The request: Copy every line of the entries that includes the word "color".

------ Data entries

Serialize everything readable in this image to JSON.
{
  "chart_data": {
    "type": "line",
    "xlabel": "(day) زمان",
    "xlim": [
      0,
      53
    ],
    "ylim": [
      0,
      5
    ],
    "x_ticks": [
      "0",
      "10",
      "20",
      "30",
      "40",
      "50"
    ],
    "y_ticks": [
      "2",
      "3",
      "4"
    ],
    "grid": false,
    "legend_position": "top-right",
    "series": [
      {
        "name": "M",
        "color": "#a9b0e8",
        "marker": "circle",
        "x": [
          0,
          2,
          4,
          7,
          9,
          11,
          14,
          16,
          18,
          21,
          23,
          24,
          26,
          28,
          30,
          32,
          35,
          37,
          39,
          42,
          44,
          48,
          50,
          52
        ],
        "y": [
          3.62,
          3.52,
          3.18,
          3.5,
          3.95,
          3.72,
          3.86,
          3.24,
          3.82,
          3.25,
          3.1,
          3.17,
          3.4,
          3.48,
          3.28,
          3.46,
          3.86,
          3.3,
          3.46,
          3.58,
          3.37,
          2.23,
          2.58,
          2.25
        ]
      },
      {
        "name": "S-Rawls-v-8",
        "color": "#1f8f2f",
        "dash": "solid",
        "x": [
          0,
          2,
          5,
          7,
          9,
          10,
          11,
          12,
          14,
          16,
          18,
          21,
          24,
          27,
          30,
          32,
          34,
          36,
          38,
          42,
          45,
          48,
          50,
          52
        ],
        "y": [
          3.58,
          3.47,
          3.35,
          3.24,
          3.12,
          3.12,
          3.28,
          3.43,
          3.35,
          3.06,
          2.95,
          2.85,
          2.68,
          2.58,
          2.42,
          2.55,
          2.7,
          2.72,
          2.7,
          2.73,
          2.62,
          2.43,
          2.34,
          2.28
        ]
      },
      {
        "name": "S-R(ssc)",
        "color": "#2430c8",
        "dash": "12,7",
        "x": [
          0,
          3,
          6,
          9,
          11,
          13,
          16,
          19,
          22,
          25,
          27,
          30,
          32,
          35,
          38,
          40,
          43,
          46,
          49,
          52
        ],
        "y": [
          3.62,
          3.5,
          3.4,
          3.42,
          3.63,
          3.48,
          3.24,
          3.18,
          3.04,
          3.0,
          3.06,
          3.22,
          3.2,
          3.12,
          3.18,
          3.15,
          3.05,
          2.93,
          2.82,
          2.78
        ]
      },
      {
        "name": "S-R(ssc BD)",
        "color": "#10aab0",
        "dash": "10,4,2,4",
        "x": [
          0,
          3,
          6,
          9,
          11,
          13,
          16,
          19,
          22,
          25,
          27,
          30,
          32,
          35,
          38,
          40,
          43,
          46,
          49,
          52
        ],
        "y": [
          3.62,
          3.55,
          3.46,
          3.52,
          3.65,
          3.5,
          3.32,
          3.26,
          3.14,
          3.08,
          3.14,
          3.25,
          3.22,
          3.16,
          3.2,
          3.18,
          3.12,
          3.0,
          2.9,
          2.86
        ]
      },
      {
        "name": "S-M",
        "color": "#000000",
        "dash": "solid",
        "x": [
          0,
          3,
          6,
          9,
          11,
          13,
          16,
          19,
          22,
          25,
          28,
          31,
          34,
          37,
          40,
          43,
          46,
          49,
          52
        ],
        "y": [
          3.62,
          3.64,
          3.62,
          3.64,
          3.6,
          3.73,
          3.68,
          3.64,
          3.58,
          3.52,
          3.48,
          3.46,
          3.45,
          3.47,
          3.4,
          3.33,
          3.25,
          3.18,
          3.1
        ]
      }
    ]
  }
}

------------

Exercise response:
        "color": "#a9b0e8",
        "color": "#1f8f2f",
        "color": "#2430c8",
        "color": "#10aab0",
        "color": "#000000",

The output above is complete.